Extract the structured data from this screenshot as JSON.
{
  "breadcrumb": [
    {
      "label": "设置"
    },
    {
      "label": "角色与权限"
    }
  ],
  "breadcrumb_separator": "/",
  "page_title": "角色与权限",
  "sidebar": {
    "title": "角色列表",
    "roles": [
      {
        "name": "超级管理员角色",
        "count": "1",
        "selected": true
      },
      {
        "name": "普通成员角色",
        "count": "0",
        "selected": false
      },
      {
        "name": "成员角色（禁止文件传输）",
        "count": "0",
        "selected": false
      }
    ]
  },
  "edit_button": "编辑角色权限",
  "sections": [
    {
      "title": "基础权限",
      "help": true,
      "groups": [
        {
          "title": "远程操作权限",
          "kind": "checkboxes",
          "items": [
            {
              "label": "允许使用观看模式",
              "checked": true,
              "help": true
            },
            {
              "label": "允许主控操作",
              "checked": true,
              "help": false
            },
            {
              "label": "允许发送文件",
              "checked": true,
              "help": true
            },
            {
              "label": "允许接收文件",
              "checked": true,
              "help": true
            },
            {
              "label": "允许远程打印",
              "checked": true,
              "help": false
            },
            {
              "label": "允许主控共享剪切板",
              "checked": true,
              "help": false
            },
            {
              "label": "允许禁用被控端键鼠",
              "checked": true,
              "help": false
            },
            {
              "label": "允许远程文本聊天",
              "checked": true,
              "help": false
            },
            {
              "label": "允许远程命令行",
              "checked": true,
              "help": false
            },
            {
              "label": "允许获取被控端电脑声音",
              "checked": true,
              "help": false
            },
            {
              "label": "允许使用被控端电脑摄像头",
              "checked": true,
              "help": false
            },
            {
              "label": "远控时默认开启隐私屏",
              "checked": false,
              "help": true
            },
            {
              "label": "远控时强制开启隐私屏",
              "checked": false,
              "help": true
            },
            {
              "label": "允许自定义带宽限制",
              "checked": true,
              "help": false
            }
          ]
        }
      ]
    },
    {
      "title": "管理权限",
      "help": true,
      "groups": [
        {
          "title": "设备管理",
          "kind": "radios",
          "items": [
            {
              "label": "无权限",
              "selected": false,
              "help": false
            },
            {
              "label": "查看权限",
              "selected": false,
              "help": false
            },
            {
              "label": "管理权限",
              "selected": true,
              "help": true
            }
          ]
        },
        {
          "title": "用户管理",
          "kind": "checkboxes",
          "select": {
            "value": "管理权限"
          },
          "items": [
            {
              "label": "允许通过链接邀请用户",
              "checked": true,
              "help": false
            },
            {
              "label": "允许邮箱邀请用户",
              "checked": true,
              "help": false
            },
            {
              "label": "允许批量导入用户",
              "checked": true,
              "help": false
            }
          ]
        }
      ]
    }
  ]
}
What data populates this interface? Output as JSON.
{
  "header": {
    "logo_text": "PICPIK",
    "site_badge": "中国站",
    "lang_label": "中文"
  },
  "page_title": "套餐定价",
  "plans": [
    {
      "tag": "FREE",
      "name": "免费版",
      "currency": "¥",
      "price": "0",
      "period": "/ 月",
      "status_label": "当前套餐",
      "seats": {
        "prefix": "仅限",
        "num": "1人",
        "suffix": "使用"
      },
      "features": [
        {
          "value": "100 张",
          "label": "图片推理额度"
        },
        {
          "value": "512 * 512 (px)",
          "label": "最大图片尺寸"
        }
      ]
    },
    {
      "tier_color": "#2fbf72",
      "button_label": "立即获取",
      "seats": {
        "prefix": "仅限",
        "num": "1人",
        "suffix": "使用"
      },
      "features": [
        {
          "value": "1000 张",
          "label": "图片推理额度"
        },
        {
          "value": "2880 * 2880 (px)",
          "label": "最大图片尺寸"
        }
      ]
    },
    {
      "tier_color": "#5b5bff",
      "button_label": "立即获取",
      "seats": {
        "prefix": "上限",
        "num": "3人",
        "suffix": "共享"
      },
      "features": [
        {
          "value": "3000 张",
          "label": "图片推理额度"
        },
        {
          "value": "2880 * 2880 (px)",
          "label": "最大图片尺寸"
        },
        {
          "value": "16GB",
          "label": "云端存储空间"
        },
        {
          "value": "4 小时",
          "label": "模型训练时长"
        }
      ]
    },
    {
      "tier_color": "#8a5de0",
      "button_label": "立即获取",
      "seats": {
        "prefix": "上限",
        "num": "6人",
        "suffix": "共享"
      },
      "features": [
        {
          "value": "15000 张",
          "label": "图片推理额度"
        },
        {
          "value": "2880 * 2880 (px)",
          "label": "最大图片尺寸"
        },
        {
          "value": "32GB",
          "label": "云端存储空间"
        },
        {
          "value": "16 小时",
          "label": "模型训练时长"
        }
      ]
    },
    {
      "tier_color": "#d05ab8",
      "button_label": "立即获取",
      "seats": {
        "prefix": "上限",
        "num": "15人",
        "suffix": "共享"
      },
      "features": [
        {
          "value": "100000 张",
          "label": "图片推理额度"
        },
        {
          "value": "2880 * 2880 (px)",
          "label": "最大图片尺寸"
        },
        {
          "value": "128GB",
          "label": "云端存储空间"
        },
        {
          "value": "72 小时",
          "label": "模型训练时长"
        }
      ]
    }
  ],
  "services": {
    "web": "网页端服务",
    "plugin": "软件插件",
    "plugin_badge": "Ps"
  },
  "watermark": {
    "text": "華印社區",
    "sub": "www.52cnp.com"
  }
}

#### DIRECTIONS FOR THIS TASK:
Repeat the material above exactly.

#### RESULT OF THE TASK:
Extract the structured data from this screenshot as JSON.
{
  "breadcrumb": [
    {
      "label": "设置"
    },
    {
      "label": "角色与权限"
    }
  ],
  "breadcrumb_separator": "/",
  "page_title": "角色与权限",
  "sidebar": {
    "title": "角色列表",
    "roles": [
      {
        "name": "超级管理员角色",
        "count": "1",
        "selected": true
      },
      {
        "name": "普通成员角色",
        "count": "0",
        "selected": false
      },
      {
        "name": "成员角色（禁止文件传输）",
        "count": "0",
        "selected": false
      }
    ]
  },
  "edit_button": "编辑角色权限",
  "sections": [
    {
      "title": "基础权限",
      "help": true,
      "groups": [
        {
          "title": "远程操作权限",
          "kind": "checkboxes",
          "items": [
            {
              "label": "允许使用观看模式",
              "checked": true,
              "help": true
            },
            {
              "label": "允许主控操作",
              "checked": true,
              "help": false
            },
            {
              "label": "允许发送文件",
              "checked": true,
              "help": true
            },
            {
              "label": "允许接收文件",
              "checked": true,
              "help": true
            },
            {
              "label": "允许远程打印",
              "checked": true,
              "help": false
            },
            {
              "label": "允许主控共享剪切板",
              "checked": true,
              "help": false
            },
            {
              "label": "允许禁用被控端键鼠",
              "checked": true,
              "help": false
            },
            {
              "label": "允许远程文本聊天",
              "checked": true,
              "help": false
            },
            {
              "label": "允许远程命令行",
              "checked": true,
              "help": false
            },
            {
              "label": "允许获取被控端电脑声音",
              "checked": true,
              "help": false
            },
            {
              "label": "允许使用被控端电脑摄像头",
              "checked": true,
              "help": false
            },
            {
              "label": "远控时默认开启隐私屏",
              "checked": false,
              "help": true
            },
            {
              "label": "远控时强制开启隐私屏",
              "checked": false,
              "help": true
            },
            {
              "label": "允许自定义带宽限制",
              "checked": true,
              "help": false
            }
          ]
        }
      ]
    },
    {
      "title": "管理权限",
      "help": true,
      "groups": [
        {
          "title": "设备管理",
          "kind": "radios",
          "items": [
            {
              "label": "无权限",
              "selected": false,
              "help": false
            },
            {
              "label": "查看权限",
              "selected": false,
              "help": false
            },
            {
              "label": "管理权限",
              "selected": true,
              "help": true
            }
          ]
        },
        {
          "title": "用户管理",
          "kind": "checkboxes",
          "select": {
            "value": "管理权限"
          },
          "items": [
            {
              "label": "允许通过链接邀请用户",
              "checked": true,
              "help": false
            },
            {
              "label": "允许邮箱邀请用户",
              "checked": true,
              "help": false
            },
            {
              "label": "允许批量导入用户",
              "checked": true,
              "help": false
            }
          ]
        }
      ]
    }
  ]
}
What data populates this interface? Output as JSON.
{
  "header": {
    "logo_text": "PICPIK",
    "site_badge": "中国站",
    "lang_label": "中文"
  },
  "page_title": "套餐定价",
  "plans": [
    {
      "tag": "FREE",
      "name": "免费版",
      "currency": "¥",
      "price": "0",
      "period": "/ 月",
      "status_label": "当前套餐",
      "seats": {
        "prefix": "仅限",
        "num": "1人",
        "suffix": "使用"
      },
      "features": [
        {
          "value": "100 张",
          "label": "图片推理额度"
        },
        {
          "value": "512 * 512 (px)",
          "label": "最大图片尺寸"
        }
      ]
    },
    {
      "tier_color": "#2fbf72",
      "button_label": "立即获取",
      "seats": {
        "prefix": "仅限",
        "num": "1人",
        "suffix": "使用"
      },
      "features": [
        {
          "value": "1000 张",
          "label": "图片推理额度"
        },
        {
          "value": "2880 * 2880 (px)",
          "label": "最大图片尺寸"
        }
      ]
    },
    {
      "tier_color": "#5b5bff",
      "button_label": "立即获取",
      "seats": {
        "prefix": "上限",
        "num": "3人",
        "suffix": "共享"
      },
      "features": [
        {
          "value": "3000 张",
          "label": "图片推理额度"
        },
        {
          "value": "2880 * 2880 (px)",
          "label": "最大图片尺寸"
        },
        {
          "value": "16GB",
          "label": "云端存储空间"
        },
        {
          "value": "4 小时",
          "label": "模型训练时长"
        }
      ]
    },
    {
      "tier_color": "#8a5de0",
      "button_label": "立即获取",
      "seats": {
        "prefix": "上限",
        "num": "6人",
        "suffix": "共享"
      },
      "features": [
        {
          "value": "15000 张",
          "label": "图片推理额度"
        },
        {
          "value": "2880 * 2880 (px)",
          "label": "最大图片尺寸"
        },
        {
          "value": "32GB",
          "label": "云端存储空间"
        },
        {
          "value": "16 小时",
          "label": "模型训练时长"
        }
      ]
    },
    {
      "tier_color": "#d05ab8",
      "button_label": "立即获取",
      "seats": {
        "prefix": "上限",
        "num": "15人",
        "suffix": "共享"
      },
      "features": [
        {
          "value": "100000 张",
          "label": "图片推理额度"
        },
        {
          "value": "2880 * 2880 (px)",
          "label": "最大图片尺寸"
        },
        {
          "value": "128GB",
          "label": "云端存储空间"
        },
        {
          "value": "72 小时",
          "label": "模型训练时长"
        }
      ]
    }
  ],
  "services": {
    "web": "网页端服务",
    "plugin": "软件插件",
    "plugin_badge": "Ps"
  },
  "watermark": {
    "text": "華印社區",
    "sub": "www.52cnp.com"
  }
}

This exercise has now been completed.